◆ **What needs to be done**
Using the data below, tally the lines that include the string "Chitra". Only the number is wanted.

Dataset entries
⁂

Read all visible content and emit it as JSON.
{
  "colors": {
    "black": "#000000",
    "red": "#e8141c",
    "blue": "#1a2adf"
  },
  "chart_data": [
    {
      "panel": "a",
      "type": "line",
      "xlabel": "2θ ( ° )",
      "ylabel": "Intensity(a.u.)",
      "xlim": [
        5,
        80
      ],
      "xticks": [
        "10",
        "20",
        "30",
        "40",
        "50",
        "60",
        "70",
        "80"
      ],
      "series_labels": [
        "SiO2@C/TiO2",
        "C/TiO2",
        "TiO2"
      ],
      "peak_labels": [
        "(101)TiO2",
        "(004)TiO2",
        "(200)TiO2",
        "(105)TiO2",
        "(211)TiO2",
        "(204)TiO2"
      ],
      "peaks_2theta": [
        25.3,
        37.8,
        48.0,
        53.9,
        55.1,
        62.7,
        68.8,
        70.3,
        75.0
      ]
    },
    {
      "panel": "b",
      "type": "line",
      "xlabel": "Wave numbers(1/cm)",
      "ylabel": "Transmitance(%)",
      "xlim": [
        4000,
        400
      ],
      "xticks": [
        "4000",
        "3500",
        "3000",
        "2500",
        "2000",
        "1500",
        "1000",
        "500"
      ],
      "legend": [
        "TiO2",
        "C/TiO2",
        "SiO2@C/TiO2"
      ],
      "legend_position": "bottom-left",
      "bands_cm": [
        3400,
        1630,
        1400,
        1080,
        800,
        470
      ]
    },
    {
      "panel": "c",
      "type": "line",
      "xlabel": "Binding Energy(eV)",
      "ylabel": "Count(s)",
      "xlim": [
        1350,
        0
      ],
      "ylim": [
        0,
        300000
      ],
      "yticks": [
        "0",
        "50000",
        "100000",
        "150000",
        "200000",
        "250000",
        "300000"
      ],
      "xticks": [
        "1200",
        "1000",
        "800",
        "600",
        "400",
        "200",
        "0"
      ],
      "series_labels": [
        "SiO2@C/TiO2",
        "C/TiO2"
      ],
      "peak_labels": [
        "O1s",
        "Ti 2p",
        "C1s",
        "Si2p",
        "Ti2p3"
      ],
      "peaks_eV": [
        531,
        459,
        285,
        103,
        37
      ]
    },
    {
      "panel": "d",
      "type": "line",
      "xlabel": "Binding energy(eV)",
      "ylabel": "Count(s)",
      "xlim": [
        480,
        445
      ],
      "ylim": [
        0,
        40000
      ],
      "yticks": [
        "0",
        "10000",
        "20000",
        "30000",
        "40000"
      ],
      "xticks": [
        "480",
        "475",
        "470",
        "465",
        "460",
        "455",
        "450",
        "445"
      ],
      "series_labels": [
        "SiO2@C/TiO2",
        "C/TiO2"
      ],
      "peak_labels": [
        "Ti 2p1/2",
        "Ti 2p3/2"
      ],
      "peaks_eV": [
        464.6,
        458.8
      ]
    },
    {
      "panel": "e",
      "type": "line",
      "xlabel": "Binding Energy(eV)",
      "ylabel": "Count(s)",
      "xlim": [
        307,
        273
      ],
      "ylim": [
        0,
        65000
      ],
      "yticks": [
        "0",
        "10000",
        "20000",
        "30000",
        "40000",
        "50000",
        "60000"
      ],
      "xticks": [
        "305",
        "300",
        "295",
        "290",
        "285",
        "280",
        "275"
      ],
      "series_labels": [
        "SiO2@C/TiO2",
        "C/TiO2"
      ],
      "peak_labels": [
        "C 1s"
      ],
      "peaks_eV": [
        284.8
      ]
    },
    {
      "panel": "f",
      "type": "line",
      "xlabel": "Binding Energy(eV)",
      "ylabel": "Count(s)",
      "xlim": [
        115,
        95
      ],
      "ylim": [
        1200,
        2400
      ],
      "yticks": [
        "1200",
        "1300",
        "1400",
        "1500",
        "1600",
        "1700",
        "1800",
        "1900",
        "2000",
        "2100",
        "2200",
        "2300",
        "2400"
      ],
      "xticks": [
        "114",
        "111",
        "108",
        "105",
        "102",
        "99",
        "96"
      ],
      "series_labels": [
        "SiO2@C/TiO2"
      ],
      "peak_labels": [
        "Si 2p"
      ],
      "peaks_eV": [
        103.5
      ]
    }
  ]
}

⁂

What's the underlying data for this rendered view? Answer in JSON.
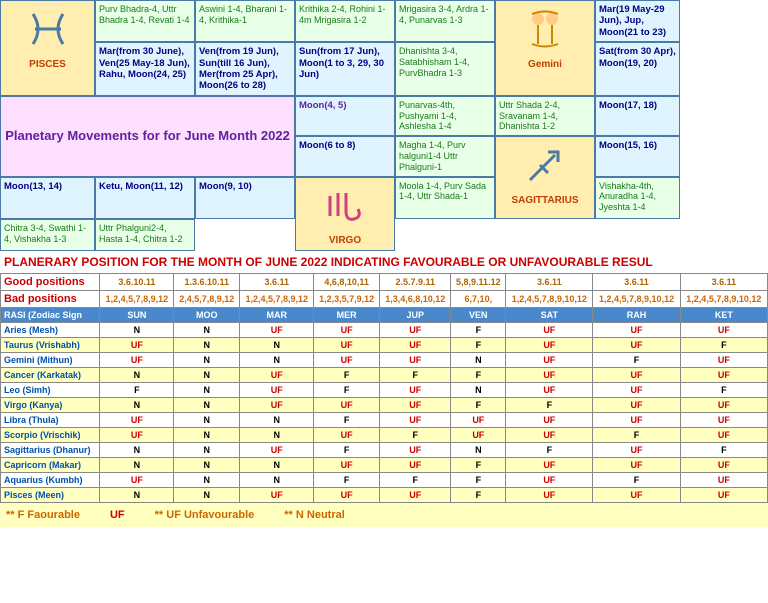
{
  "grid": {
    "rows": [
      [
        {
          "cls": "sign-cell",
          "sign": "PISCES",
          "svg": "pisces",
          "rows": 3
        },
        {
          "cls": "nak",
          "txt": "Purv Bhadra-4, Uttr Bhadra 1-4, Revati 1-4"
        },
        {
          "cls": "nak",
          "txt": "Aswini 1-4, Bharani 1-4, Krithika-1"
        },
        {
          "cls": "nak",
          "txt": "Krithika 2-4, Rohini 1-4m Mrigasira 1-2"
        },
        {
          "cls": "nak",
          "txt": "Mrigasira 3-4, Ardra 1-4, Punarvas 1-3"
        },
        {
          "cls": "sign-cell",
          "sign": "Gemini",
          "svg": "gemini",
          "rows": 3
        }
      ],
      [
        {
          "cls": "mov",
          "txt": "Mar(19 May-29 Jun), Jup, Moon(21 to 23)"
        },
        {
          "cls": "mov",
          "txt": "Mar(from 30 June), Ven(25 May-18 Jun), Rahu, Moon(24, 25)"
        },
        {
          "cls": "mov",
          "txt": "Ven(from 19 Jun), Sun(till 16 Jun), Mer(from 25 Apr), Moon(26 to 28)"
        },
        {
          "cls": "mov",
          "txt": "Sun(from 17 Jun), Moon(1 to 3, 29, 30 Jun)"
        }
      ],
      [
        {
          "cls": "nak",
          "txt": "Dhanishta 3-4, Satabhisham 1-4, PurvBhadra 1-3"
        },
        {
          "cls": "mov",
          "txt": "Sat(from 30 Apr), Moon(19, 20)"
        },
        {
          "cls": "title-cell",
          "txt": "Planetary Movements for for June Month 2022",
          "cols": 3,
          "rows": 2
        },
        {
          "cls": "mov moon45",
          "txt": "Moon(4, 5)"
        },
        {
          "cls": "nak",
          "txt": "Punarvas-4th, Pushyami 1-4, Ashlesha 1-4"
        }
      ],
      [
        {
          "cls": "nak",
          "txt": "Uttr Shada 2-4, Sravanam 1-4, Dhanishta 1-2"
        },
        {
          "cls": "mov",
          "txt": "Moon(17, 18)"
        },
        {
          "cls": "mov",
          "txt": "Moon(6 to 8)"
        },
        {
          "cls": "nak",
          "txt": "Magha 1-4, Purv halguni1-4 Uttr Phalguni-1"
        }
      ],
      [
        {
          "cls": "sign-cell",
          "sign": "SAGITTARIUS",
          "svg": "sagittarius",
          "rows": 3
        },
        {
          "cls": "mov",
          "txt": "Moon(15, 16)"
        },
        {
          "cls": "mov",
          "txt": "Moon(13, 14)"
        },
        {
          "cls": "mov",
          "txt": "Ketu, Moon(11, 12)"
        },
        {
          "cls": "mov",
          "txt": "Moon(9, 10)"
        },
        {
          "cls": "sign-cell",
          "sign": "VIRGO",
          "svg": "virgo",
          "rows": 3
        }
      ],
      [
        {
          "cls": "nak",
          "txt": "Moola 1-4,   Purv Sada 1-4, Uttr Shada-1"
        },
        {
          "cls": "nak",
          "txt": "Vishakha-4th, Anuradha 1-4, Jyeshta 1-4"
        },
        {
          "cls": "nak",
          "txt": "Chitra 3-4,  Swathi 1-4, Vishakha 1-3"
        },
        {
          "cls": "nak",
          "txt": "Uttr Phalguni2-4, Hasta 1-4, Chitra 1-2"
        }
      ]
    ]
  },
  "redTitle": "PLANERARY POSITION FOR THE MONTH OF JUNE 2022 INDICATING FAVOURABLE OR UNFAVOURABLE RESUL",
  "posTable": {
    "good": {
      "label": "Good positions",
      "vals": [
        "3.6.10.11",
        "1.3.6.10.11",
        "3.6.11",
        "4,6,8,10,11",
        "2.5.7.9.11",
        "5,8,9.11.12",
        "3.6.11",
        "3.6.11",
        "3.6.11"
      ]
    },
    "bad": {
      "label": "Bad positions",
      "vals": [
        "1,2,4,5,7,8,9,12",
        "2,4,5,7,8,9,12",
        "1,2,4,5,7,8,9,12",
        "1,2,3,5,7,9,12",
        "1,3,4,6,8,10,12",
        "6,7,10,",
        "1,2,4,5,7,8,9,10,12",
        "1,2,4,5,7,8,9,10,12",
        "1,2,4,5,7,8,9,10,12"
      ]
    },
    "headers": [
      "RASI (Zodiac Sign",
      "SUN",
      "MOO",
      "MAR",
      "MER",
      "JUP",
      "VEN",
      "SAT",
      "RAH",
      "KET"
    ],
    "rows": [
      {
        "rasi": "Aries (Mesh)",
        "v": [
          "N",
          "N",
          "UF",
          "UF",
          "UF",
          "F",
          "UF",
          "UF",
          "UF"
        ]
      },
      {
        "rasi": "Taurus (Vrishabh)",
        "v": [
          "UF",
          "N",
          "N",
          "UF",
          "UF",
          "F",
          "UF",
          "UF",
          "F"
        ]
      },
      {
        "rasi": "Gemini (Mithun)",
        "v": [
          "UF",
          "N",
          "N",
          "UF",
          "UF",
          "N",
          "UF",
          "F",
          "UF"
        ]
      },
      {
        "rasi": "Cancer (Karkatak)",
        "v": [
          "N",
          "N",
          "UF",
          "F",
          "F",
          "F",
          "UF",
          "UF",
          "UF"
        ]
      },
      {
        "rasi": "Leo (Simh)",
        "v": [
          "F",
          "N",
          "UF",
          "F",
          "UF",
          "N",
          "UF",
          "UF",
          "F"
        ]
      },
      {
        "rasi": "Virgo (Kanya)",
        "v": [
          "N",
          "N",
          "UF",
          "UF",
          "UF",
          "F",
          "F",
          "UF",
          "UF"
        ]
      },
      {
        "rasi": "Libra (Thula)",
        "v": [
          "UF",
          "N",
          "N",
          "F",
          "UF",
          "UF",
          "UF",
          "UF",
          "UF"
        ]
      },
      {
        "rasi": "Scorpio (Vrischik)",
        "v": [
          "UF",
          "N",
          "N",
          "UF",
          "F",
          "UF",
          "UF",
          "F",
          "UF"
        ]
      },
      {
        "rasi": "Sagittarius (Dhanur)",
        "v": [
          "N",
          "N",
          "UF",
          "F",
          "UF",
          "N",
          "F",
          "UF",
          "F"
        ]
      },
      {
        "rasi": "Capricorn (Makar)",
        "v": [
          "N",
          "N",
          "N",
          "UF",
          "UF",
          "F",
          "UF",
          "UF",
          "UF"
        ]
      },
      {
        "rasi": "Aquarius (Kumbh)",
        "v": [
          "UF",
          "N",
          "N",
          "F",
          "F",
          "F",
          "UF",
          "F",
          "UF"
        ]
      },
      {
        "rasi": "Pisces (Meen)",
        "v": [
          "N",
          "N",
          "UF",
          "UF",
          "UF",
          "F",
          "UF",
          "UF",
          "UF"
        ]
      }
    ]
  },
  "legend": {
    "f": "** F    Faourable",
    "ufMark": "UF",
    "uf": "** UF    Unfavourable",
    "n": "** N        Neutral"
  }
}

⁂

◆ **Solved problem**
2